▶ [Fragmento para leer]
La industria del entretenimiento se encuentra en estado de shock ante el sorprendente éxito de «Backrooms» y «Obsession», dos producciones que están desafiando las normas establecidas del cine comercial y dejando boquiabiertos a los analistas del sector.
El fenómeno de «Backrooms»: De YouTube a la pantalla grande
El camino de «Backrooms» hacia la cima es un testimonio del poder de las nuevas plataformas digitales. Basada en una serie de terror viral de YouTube, la película ha logrado romper récords en la taquilla, consolidándose como un hito para el cine contemporáneo. Bajo la dirección de Kane Parsons, la cinta ha transitado desde los márgenes de la creación de contenido independiente hasta el respaldo de la prestigiosa productora A24.

▶ [Tareas a realizar]
a - Según el fragmento sobre «Backrooms», ¿por qué el camino de esta película es un testimonio del poder de las nuevas plataformas digitales? Explícalo en una a tres oraciones.
b - ¿Cómo se traduce al inglés esta oración del fragmento sobre «Backrooms»: «Basada en una serie de terror viral de YouTube, la película ha logrado romper récords en la taquilla, consolidándose como un hito para el cine contemporáneo.»?
c - Prosigue el fragmento sobre «Backrooms» a partir de su última oración.

▶ [Datos registrados]
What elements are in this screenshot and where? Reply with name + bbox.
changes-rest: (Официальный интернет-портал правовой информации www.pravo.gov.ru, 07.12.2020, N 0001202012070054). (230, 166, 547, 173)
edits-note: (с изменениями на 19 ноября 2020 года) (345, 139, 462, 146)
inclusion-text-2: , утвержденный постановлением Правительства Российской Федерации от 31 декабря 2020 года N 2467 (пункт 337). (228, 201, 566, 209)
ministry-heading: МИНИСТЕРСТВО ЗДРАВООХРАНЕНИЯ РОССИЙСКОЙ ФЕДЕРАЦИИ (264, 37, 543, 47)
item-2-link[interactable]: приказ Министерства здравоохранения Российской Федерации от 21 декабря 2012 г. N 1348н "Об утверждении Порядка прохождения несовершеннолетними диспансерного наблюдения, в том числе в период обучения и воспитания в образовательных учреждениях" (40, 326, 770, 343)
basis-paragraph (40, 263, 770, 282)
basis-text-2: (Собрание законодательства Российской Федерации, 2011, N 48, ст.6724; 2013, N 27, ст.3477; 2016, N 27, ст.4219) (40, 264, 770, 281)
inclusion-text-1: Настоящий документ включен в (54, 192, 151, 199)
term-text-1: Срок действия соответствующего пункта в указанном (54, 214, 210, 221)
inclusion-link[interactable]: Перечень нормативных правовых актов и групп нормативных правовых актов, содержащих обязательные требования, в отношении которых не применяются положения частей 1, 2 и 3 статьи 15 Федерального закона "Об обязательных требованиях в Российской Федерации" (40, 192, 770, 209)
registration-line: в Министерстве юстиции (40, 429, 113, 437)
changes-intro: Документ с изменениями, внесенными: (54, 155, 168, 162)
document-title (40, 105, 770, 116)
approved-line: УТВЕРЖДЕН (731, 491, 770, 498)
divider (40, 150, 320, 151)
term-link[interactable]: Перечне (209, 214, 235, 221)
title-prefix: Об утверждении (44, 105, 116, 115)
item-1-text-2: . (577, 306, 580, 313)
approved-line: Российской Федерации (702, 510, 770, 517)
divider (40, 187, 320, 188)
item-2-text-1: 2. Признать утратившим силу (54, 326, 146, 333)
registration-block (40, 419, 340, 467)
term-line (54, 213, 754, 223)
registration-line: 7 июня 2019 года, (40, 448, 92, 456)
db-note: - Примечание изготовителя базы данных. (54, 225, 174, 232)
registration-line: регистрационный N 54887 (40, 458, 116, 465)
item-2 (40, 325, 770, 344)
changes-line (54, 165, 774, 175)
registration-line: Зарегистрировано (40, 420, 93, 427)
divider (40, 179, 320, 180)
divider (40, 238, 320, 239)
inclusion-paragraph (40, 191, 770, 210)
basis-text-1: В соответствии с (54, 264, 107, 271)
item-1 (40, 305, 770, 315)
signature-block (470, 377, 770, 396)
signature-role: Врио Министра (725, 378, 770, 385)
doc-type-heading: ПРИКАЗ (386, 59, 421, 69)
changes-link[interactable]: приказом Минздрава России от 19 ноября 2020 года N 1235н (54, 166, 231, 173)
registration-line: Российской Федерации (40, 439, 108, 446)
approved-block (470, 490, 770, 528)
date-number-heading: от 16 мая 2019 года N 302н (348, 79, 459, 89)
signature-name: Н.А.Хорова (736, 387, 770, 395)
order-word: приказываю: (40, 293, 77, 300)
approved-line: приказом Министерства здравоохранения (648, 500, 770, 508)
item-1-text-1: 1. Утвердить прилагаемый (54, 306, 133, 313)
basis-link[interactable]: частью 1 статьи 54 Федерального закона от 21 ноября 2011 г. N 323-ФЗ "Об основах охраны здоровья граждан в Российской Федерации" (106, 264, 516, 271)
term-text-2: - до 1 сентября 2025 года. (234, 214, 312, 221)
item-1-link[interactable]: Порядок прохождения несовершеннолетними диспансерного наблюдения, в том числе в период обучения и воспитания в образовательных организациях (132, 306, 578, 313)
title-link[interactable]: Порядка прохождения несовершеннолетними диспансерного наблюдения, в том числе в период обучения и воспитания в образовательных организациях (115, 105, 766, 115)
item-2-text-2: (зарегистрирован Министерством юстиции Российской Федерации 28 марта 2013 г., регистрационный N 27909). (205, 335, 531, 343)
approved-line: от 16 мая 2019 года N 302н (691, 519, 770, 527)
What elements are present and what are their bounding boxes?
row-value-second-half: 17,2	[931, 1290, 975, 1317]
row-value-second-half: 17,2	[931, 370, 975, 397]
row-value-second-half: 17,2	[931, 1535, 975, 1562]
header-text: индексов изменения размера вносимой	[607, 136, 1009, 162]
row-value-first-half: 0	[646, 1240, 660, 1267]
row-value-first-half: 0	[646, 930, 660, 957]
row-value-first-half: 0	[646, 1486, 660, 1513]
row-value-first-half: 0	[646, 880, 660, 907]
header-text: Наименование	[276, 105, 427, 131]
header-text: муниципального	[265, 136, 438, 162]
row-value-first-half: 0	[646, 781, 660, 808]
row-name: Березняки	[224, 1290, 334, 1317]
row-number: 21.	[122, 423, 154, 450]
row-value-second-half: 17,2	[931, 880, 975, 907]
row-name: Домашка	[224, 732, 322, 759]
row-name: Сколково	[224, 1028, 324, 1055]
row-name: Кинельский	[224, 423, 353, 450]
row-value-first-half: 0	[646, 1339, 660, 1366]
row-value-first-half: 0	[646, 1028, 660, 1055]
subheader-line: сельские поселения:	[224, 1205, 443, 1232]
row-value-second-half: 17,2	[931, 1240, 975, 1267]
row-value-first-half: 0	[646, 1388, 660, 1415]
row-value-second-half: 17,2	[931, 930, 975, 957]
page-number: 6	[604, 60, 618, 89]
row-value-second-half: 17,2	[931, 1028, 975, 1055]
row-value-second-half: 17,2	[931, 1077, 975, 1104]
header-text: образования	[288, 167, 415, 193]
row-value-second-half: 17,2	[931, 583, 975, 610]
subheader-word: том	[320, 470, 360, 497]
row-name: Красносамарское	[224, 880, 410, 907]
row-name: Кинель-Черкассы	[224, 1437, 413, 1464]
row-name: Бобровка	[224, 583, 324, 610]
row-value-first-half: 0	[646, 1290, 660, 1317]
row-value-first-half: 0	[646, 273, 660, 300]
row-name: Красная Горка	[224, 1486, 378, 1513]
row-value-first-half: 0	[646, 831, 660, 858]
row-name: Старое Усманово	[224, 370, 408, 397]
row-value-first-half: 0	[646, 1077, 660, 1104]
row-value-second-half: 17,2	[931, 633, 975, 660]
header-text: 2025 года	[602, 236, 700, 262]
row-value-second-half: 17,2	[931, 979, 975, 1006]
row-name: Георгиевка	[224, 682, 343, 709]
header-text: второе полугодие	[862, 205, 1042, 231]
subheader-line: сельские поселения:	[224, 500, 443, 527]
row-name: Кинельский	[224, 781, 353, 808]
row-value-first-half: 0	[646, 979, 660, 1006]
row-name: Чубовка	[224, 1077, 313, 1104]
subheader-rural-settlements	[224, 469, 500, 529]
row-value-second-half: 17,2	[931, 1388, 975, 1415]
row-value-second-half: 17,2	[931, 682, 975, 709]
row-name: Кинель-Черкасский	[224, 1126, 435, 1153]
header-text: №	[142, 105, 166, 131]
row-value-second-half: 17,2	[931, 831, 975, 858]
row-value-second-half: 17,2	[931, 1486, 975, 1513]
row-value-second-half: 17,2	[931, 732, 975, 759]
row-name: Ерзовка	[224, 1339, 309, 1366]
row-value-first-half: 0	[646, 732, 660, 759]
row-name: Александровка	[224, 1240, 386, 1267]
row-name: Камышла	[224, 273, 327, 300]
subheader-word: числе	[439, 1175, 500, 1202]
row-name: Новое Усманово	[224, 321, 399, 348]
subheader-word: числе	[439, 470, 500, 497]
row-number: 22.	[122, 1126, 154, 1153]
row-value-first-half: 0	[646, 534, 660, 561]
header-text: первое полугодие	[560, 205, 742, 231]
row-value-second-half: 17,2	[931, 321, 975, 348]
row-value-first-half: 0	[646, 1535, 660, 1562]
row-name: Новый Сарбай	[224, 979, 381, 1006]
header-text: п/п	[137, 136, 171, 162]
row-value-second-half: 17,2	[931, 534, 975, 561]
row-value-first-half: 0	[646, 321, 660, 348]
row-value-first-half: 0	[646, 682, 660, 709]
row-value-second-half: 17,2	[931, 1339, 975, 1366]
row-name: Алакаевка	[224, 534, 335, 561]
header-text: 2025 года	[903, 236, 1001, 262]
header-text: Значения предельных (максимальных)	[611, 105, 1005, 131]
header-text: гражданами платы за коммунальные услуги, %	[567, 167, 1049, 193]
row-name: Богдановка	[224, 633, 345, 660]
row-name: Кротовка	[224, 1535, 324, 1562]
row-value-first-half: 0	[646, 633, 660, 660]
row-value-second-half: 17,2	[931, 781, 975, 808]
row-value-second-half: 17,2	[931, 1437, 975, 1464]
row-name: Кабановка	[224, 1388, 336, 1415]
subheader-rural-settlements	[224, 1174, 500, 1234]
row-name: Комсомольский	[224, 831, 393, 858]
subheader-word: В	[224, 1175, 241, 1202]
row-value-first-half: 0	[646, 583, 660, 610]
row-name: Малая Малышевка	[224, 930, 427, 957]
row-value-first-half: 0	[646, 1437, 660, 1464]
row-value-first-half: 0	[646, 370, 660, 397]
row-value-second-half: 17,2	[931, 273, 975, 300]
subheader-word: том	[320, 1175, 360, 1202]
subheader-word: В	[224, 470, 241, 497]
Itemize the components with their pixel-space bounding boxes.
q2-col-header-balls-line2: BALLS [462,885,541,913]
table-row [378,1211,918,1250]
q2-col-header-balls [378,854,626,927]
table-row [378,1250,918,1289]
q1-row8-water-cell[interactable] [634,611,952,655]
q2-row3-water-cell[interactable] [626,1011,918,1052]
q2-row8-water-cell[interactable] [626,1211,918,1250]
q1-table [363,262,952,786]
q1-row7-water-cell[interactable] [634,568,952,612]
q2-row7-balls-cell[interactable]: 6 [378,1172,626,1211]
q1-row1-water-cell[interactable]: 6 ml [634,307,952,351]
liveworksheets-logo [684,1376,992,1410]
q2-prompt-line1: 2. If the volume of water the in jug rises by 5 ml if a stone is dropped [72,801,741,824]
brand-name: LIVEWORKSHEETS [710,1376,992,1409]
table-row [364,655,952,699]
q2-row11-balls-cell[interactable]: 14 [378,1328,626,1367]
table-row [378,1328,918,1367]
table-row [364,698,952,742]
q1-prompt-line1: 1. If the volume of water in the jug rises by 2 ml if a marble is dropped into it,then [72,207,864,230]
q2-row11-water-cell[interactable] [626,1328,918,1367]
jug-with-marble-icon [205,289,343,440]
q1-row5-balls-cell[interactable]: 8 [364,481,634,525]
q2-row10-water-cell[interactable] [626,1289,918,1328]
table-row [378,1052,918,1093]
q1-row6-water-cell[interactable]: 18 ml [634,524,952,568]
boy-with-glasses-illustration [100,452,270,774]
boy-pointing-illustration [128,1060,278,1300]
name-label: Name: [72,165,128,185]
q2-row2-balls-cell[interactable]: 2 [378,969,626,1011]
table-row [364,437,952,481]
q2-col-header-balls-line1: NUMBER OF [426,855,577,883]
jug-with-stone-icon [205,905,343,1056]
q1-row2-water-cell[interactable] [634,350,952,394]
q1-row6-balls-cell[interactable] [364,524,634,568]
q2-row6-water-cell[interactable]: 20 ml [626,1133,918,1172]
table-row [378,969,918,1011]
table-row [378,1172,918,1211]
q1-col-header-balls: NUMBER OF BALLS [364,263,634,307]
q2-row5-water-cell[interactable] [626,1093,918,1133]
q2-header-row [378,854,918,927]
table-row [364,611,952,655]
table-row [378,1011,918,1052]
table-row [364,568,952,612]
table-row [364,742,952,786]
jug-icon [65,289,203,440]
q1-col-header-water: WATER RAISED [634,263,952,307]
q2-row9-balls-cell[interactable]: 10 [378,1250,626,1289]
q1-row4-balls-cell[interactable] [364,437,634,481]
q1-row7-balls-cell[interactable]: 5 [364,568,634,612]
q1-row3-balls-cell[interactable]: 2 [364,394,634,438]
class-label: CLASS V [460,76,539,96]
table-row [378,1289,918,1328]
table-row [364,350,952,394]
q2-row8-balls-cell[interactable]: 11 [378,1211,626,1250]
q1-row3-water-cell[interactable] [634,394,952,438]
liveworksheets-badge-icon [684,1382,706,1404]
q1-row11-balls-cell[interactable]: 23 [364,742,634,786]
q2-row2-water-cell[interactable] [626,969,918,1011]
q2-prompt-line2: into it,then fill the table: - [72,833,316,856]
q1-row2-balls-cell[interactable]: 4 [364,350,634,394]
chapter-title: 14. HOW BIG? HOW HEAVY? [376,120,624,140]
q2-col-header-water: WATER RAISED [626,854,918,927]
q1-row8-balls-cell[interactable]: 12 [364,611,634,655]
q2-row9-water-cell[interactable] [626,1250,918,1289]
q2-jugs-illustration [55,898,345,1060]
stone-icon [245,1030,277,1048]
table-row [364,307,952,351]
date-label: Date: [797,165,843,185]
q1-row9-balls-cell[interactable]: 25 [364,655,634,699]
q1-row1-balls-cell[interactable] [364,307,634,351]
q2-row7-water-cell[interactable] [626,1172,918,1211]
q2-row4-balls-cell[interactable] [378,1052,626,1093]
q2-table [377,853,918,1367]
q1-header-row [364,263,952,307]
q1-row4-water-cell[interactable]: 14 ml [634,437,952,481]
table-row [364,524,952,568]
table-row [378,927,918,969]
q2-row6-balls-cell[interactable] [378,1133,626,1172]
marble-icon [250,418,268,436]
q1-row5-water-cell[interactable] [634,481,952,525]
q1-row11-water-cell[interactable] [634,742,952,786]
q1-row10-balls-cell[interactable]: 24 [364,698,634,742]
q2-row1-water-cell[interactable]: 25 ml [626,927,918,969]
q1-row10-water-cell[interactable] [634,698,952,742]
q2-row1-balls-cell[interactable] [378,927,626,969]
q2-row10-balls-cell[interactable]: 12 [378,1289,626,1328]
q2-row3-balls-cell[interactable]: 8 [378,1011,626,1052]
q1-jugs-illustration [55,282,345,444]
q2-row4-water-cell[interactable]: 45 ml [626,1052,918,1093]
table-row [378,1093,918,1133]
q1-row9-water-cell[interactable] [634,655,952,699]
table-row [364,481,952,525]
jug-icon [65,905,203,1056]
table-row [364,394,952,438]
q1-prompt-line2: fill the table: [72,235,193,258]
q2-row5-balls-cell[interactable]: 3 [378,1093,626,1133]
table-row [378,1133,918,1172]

▶ [Respuestas esperadas]
a - Porque la película se basa en una serie de terror viral de YouTube y ha pasado de los márgenes de la creación de contenido independiente al respaldo de la productora A24. Además, ha logrado romper récords en la taquilla.

b - Based on a viral YouTube horror series, the film has managed to break box office records, establishing itself as a milestone for contemporary cinema.

c -
La crítica ha recibido la obra con entusiasmo, describiéndola como un «viaje mental» de terror experimental. Según reseñas de The Guardian, la propuesta de Parsons es «gélidamente perturbadora» y se atreve a reescribir el libro de reglas del género, alejándose de los tropos convencionales para ofrecer una experiencia inquietante y original.
Una nueva era para el terror de bajo presupuesto
El éxito de estas cintas no es un evento aislado, sino que apunta a una tendencia más amplia. Se observa un resurgimiento del cine de terror de presupuestos minúsculos, impulsado por una «generación de YouTube» que ha sabido capitalizar la estética y el ritmo de las redes sociales para atraer a las audiencias masivas.
Este fenómeno sugiere que el público actual está buscando propuestas más arriesgadas y disruptivas, permitiendo que creadores que comenzaron en la periferia de la industria logren ahora un impacto global, demostrando que la creatividad y la visión artística pueden prevalecer sobre los presupuestos multimillonarios.